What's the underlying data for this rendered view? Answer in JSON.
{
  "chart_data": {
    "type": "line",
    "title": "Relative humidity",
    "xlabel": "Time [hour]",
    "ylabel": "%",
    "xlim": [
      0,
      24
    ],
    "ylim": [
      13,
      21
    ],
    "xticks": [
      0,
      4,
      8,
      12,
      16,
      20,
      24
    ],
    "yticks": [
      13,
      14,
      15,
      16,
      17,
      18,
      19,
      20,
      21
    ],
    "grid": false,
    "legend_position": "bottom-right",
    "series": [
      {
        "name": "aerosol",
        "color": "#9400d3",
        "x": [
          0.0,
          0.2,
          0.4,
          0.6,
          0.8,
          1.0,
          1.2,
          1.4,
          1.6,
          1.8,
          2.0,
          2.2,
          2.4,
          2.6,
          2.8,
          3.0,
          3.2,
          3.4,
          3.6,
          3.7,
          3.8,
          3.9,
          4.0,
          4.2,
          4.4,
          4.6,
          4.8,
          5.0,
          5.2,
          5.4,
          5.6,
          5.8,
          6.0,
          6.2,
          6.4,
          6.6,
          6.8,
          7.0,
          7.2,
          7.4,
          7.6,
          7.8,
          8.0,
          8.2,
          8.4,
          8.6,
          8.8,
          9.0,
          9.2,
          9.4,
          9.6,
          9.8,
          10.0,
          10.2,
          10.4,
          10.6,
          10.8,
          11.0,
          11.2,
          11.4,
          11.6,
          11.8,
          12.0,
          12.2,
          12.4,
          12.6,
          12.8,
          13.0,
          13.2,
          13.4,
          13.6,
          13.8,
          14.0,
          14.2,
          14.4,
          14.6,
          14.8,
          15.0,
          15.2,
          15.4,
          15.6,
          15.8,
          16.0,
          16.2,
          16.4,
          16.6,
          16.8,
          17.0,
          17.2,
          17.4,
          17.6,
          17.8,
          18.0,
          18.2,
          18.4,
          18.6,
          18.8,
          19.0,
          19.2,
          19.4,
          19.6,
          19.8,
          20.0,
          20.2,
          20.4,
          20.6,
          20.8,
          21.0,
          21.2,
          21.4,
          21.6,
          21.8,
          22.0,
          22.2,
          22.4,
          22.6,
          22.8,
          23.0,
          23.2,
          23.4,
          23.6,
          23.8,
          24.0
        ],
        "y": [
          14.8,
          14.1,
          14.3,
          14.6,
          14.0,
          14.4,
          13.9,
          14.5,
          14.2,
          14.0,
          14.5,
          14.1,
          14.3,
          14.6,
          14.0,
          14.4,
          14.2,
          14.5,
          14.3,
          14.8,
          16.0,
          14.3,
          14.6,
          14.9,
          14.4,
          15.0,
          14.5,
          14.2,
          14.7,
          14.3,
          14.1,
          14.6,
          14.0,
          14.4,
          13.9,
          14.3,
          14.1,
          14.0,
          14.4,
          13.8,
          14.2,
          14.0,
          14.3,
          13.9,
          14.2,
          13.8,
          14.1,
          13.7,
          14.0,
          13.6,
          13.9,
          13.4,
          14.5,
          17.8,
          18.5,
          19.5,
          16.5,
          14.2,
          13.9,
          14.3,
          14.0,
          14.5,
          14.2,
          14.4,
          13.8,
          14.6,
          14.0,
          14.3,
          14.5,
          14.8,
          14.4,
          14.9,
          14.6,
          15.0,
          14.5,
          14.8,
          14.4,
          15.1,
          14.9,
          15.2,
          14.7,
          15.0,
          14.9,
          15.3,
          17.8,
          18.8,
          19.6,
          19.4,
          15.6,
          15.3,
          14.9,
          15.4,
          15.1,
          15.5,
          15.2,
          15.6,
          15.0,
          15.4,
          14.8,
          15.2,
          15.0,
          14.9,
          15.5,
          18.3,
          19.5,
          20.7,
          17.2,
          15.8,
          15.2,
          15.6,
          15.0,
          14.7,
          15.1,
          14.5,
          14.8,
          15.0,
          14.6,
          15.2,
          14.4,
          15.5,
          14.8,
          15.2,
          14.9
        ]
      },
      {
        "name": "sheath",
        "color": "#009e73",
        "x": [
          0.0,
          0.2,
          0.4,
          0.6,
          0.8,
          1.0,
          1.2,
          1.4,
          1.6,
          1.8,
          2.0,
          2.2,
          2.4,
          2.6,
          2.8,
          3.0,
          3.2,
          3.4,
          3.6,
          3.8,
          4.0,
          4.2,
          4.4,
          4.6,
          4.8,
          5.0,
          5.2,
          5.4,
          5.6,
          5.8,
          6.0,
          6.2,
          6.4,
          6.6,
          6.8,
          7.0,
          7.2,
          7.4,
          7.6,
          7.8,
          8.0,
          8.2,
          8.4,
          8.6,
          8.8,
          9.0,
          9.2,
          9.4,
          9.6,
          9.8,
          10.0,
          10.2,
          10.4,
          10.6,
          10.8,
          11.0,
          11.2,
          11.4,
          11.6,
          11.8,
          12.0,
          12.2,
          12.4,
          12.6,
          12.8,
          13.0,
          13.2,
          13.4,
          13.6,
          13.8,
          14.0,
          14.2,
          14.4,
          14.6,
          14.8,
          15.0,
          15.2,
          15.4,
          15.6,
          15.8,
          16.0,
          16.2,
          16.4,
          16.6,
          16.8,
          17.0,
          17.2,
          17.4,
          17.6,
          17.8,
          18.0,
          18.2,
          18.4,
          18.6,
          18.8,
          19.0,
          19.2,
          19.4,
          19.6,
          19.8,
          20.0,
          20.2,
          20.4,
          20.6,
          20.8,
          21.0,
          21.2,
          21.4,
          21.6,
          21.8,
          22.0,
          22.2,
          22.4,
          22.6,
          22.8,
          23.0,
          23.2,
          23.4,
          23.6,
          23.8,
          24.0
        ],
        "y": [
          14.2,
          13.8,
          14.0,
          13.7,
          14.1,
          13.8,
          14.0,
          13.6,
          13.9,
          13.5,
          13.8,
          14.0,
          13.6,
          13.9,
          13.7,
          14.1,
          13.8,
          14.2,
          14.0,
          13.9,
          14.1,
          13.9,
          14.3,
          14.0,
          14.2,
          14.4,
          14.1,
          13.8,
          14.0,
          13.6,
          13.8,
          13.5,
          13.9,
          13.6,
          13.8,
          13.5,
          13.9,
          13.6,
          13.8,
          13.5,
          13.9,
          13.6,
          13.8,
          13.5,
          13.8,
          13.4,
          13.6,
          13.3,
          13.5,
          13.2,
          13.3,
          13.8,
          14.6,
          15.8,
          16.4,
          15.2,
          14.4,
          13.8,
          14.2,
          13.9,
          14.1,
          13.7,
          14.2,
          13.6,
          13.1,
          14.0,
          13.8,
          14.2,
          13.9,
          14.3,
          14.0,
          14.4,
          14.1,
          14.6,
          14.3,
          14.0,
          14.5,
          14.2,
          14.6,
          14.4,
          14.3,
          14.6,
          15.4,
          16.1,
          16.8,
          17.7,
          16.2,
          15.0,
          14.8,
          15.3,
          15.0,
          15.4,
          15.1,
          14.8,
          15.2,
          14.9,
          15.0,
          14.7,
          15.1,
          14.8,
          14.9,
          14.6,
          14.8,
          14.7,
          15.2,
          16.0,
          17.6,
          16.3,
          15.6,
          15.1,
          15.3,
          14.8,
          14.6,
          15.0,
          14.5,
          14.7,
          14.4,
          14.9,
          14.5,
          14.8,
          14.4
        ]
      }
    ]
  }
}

*GOAL*:
Please return the data above exactly as given.

*EXPECTED OUTPUT*:
What's the underlying data for this rendered view? Answer in JSON.
{
  "chart_data": {
    "type": "line",
    "title": "Relative humidity",
    "xlabel": "Time [hour]",
    "ylabel": "%",
    "xlim": [
      0,
      24
    ],
    "ylim": [
      13,
      21
    ],
    "xticks": [
      0,
      4,
      8,
      12,
      16,
      20,
      24
    ],
    "yticks": [
      13,
      14,
      15,
      16,
      17,
      18,
      19,
      20,
      21
    ],
    "grid": false,
    "legend_position": "bottom-right",
    "series": [
      {
        "name": "aerosol",
        "color": "#9400d3",
        "x": [
          0.0,
          0.2,
          0.4,
          0.6,
          0.8,
          1.0,
          1.2,
          1.4,
          1.6,
          1.8,
          2.0,
          2.2,
          2.4,
          2.6,
          2.8,
          3.0,
          3.2,
          3.4,
          3.6,
          3.7,
          3.8,
          3.9,
          4.0,
          4.2,
          4.4,
          4.6,
          4.8,
          5.0,
          5.2,
          5.4,
          5.6,
          5.8,
          6.0,
          6.2,
          6.4,
          6.6,
          6.8,
          7.0,
          7.2,
          7.4,
          7.6,
          7.8,
          8.0,
          8.2,
          8.4,
          8.6,
          8.8,
          9.0,
          9.2,
          9.4,
          9.6,
          9.8,
          10.0,
          10.2,
          10.4,
          10.6,
          10.8,
          11.0,
          11.2,
          11.4,
          11.6,
          11.8,
          12.0,
          12.2,
          12.4,
          12.6,
          12.8,
          13.0,
          13.2,
          13.4,
          13.6,
          13.8,
          14.0,
          14.2,
          14.4,
          14.6,
          14.8,
          15.0,
          15.2,
          15.4,
          15.6,
          15.8,
          16.0,
          16.2,
          16.4,
          16.6,
          16.8,
          17.0,
          17.2,
          17.4,
          17.6,
          17.8,
          18.0,
          18.2,
          18.4,
          18.6,
          18.8,
          19.0,
          19.2,
          19.4,
          19.6,
          19.8,
          20.0,
          20.2,
          20.4,
          20.6,
          20.8,
          21.0,
          21.2,
          21.4,
          21.6,
          21.8,
          22.0,
          22.2,
          22.4,
          22.6,
          22.8,
          23.0,
          23.2,
          23.4,
          23.6,
          23.8,
          24.0
        ],
        "y": [
          14.8,
          14.1,
          14.3,
          14.6,
          14.0,
          14.4,
          13.9,
          14.5,
          14.2,
          14.0,
          14.5,
          14.1,
          14.3,
          14.6,
          14.0,
          14.4,
          14.2,
          14.5,
          14.3,
          14.8,
          16.0,
          14.3,
          14.6,
          14.9,
          14.4,
          15.0,
          14.5,
          14.2,
          14.7,
          14.3,
          14.1,
          14.6,
          14.0,
          14.4,
          13.9,
          14.3,
          14.1,
          14.0,
          14.4,
          13.8,
          14.2,
          14.0,
          14.3,
          13.9,
          14.2,
          13.8,
          14.1,
          13.7,
          14.0,
          13.6,
          13.9,
          13.4,
          14.5,
          17.8,
          18.5,
          19.5,
          16.5,
          14.2,
          13.9,
          14.3,
          14.0,
          14.5,
          14.2,
          14.4,
          13.8,
          14.6,
          14.0,
          14.3,
          14.5,
          14.8,
          14.4,
          14.9,
          14.6,
          15.0,
          14.5,
          14.8,
          14.4,
          15.1,
          14.9,
          15.2,
          14.7,
          15.0,
          14.9,
          15.3,
          17.8,
          18.8,
          19.6,
          19.4,
          15.6,
          15.3,
          14.9,
          15.4,
          15.1,
          15.5,
          15.2,
          15.6,
          15.0,
          15.4,
          14.8,
          15.2,
          15.0,
          14.9,
          15.5,
          18.3,
          19.5,
          20.7,
          17.2,
          15.8,
          15.2,
          15.6,
          15.0,
          14.7,
          15.1,
          14.5,
          14.8,
          15.0,
          14.6,
          15.2,
          14.4,
          15.5,
          14.8,
          15.2,
          14.9
        ]
      },
      {
        "name": "sheath",
        "color": "#009e73",
        "x": [
          0.0,
          0.2,
          0.4,
          0.6,
          0.8,
          1.0,
          1.2,
          1.4,
          1.6,
          1.8,
          2.0,
          2.2,
          2.4,
          2.6,
          2.8,
          3.0,
          3.2,
          3.4,
          3.6,
          3.8,
          4.0,
          4.2,
          4.4,
          4.6,
          4.8,
          5.0,
          5.2,
          5.4,
          5.6,
          5.8,
          6.0,
          6.2,
          6.4,
          6.6,
          6.8,
          7.0,
          7.2,
          7.4,
          7.6,
          7.8,
          8.0,
          8.2,
          8.4,
          8.6,
          8.8,
          9.0,
          9.2,
          9.4,
          9.6,
          9.8,
          10.0,
          10.2,
          10.4,
          10.6,
          10.8,
          11.0,
          11.2,
          11.4,
          11.6,
          11.8,
          12.0,
          12.2,
          12.4,
          12.6,
          12.8,
          13.0,
          13.2,
          13.4,
          13.6,
          13.8,
          14.0,
          14.2,
          14.4,
          14.6,
          14.8,
          15.0,
          15.2,
          15.4,
          15.6,
          15.8,
          16.0,
          16.2,
          16.4,
          16.6,
          16.8,
          17.0,
          17.2,
          17.4,
          17.6,
          17.8,
          18.0,
          18.2,
          18.4,
          18.6,
          18.8,
          19.0,
          19.2,
          19.4,
          19.6,
          19.8,
          20.0,
          20.2,
          20.4,
          20.6,
          20.8,
          21.0,
          21.2,
          21.4,
          21.6,
          21.8,
          22.0,
          22.2,
          22.4,
          22.6,
          22.8,
          23.0,
          23.2,
          23.4,
          23.6,
          23.8,
          24.0
        ],
        "y": [
          14.2,
          13.8,
          14.0,
          13.7,
          14.1,
          13.8,
          14.0,
          13.6,
          13.9,
          13.5,
          13.8,
          14.0,
          13.6,
          13.9,
          13.7,
          14.1,
          13.8,
          14.2,
          14.0,
          13.9,
          14.1,
          13.9,
          14.3,
          14.0,
          14.2,
          14.4,
          14.1,
          13.8,
          14.0,
          13.6,
          13.8,
          13.5,
          13.9,
          13.6,
          13.8,
          13.5,
          13.9,
          13.6,
          13.8,
          13.5,
          13.9,
          13.6,
          13.8,
          13.5,
          13.8,
          13.4,
          13.6,
          13.3,
          13.5,
          13.2,
          13.3,
          13.8,
          14.6,
          15.8,
          16.4,
          15.2,
          14.4,
          13.8,
          14.2,
          13.9,
          14.1,
          13.7,
          14.2,
          13.6,
          13.1,
          14.0,
          13.8,
          14.2,
          13.9,
          14.3,
          14.0,
          14.4,
          14.1,
          14.6,
          14.3,
          14.0,
          14.5,
          14.2,
          14.6,
          14.4,
          14.3,
          14.6,
          15.4,
          16.1,
          16.8,
          17.7,
          16.2,
          15.0,
          14.8,
          15.3,
          15.0,
          15.4,
          15.1,
          14.8,
          15.2,
          14.9,
          15.0,
          14.7,
          15.1,
          14.8,
          14.9,
          14.6,
          14.8,
          14.7,
          15.2,
          16.0,
          17.6,
          16.3,
          15.6,
          15.1,
          15.3,
          14.8,
          14.6,
          15.0,
          14.5,
          14.7,
          14.4,
          14.9,
          14.5,
          14.8,
          14.4
        ]
      }
    ]
  }
}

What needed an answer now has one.